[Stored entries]

================

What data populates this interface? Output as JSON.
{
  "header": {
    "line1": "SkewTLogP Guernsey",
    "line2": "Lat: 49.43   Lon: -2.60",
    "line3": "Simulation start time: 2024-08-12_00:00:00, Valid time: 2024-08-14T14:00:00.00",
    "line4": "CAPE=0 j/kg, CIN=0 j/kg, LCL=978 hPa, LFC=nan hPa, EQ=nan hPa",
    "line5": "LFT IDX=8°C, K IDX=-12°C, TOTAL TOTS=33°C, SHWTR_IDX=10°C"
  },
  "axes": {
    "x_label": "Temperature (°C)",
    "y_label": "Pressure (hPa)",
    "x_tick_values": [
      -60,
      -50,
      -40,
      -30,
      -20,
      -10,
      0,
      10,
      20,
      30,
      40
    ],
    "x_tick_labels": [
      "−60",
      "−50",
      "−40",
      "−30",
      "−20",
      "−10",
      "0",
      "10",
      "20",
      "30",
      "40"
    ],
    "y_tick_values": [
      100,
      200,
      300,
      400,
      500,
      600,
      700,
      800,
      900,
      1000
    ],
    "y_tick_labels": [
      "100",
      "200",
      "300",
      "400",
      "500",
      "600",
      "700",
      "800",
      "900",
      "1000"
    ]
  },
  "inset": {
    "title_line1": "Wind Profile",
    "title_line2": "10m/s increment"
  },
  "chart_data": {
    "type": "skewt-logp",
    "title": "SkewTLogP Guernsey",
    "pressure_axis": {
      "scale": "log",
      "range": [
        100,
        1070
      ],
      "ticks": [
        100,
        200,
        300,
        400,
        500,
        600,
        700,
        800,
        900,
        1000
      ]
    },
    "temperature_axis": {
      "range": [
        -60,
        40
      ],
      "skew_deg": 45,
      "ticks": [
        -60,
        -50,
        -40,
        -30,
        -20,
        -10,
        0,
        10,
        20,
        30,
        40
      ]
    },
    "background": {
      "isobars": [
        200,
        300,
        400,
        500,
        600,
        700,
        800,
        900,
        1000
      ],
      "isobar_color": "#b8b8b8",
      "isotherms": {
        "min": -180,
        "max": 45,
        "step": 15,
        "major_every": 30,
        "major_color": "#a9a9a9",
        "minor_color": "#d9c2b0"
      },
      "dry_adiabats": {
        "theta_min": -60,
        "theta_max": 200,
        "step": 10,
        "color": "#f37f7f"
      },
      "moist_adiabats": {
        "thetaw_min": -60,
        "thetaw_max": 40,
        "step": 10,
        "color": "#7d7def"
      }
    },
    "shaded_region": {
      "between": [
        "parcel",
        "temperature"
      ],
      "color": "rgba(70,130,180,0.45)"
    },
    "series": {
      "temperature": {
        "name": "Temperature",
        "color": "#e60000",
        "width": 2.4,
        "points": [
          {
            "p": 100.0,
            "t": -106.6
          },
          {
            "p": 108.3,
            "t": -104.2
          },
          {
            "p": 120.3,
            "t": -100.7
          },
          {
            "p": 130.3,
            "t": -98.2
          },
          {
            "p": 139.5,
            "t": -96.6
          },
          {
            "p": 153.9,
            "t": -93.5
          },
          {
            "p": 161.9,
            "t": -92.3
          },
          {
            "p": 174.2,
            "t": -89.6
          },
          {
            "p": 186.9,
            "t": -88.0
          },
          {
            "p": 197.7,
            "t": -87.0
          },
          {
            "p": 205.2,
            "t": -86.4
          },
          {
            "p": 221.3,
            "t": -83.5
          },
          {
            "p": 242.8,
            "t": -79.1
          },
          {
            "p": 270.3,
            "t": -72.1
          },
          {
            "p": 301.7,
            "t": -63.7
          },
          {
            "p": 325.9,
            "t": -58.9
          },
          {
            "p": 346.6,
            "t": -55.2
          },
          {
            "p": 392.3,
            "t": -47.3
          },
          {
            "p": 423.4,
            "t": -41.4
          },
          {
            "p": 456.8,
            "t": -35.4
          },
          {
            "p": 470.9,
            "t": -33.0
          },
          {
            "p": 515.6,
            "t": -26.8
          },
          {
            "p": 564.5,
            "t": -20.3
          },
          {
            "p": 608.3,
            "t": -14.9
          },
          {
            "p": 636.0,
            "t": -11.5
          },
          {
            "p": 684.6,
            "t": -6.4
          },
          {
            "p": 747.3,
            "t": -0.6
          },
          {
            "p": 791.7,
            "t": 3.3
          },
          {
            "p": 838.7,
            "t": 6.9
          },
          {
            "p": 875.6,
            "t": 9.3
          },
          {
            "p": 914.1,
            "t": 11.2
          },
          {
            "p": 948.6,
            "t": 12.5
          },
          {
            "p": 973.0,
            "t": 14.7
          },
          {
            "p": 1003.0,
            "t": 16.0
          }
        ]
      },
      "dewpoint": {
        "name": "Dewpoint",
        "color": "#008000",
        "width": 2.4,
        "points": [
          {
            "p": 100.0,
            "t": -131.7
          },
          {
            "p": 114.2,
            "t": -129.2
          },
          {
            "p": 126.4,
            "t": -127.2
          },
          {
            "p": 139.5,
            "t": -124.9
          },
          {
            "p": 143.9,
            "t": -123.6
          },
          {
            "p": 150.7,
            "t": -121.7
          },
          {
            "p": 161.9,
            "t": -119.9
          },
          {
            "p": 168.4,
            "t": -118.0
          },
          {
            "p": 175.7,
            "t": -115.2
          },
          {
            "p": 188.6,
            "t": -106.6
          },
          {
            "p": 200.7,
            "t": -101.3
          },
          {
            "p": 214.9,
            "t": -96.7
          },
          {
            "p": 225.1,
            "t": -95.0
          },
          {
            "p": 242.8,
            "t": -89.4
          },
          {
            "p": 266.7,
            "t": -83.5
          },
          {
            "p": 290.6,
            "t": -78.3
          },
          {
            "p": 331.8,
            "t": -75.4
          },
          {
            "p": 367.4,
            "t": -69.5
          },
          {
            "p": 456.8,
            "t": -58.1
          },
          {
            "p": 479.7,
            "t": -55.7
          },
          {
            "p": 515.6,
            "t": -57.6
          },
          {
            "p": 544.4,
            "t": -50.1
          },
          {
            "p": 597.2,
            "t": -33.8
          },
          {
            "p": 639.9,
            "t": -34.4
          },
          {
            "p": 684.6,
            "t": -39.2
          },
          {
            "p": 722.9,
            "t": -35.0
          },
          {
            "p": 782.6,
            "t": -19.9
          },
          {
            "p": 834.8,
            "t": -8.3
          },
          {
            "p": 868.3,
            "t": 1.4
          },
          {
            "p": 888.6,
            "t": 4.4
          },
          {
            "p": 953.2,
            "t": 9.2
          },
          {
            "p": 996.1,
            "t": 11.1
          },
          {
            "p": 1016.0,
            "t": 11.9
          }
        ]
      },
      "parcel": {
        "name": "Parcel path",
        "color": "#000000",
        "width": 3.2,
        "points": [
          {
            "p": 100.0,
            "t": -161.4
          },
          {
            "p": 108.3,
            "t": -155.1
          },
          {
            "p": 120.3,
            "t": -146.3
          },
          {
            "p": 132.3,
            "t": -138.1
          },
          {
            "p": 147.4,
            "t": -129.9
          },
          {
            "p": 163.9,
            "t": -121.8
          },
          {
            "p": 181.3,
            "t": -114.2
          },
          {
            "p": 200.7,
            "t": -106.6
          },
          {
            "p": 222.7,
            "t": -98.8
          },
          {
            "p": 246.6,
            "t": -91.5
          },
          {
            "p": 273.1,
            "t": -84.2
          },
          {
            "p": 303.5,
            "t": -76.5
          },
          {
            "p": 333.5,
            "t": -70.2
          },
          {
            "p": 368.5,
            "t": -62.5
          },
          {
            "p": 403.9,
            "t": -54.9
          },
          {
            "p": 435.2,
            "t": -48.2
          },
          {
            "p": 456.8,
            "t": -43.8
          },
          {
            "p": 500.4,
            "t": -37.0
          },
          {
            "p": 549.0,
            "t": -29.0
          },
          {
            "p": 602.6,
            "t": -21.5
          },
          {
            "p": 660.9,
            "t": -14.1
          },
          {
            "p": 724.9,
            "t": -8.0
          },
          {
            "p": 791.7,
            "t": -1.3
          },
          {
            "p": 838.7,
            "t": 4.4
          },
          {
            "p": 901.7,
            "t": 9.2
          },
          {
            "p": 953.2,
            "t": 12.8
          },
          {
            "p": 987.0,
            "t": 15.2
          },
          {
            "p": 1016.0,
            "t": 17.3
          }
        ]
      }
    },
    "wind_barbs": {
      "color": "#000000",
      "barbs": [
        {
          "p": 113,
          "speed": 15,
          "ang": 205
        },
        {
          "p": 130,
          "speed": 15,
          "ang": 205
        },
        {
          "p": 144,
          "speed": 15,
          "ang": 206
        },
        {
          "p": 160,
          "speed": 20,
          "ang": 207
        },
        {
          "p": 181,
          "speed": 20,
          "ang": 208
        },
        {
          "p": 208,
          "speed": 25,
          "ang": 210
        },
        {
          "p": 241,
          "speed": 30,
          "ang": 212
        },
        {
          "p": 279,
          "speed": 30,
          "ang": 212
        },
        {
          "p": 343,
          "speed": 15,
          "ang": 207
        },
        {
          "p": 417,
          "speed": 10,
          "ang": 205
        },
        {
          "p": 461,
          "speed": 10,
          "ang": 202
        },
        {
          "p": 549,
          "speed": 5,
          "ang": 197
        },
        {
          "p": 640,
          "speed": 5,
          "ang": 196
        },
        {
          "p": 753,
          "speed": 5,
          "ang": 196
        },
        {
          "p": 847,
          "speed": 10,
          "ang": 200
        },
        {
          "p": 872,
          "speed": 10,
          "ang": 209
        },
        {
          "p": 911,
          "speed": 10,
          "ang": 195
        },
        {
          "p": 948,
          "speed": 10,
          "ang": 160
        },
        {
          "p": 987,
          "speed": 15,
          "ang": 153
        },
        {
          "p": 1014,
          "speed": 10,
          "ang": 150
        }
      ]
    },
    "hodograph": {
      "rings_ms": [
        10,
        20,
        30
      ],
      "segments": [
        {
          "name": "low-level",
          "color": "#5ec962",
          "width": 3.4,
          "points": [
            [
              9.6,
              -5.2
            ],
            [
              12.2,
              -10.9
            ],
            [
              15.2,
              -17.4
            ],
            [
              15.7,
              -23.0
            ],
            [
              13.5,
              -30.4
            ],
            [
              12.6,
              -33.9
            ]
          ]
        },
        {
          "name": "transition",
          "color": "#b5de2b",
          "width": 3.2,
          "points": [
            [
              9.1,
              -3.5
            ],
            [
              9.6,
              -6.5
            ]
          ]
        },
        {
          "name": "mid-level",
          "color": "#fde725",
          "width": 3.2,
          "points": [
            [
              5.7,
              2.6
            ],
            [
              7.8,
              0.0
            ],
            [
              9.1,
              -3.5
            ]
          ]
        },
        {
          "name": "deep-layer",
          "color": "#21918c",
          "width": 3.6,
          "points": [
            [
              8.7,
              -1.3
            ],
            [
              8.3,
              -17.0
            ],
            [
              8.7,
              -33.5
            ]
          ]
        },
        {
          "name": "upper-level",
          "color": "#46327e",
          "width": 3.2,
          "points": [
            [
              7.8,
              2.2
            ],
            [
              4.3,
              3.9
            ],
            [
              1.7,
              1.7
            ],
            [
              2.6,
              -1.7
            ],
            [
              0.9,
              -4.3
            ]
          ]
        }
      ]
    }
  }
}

================

Short exercise
Read the data above. Pull out each line in which the string "Guernsey" appears.

Output of the exercise
    "line1": "SkewTLogP Guernsey",
    "title": "SkewTLogP Guernsey",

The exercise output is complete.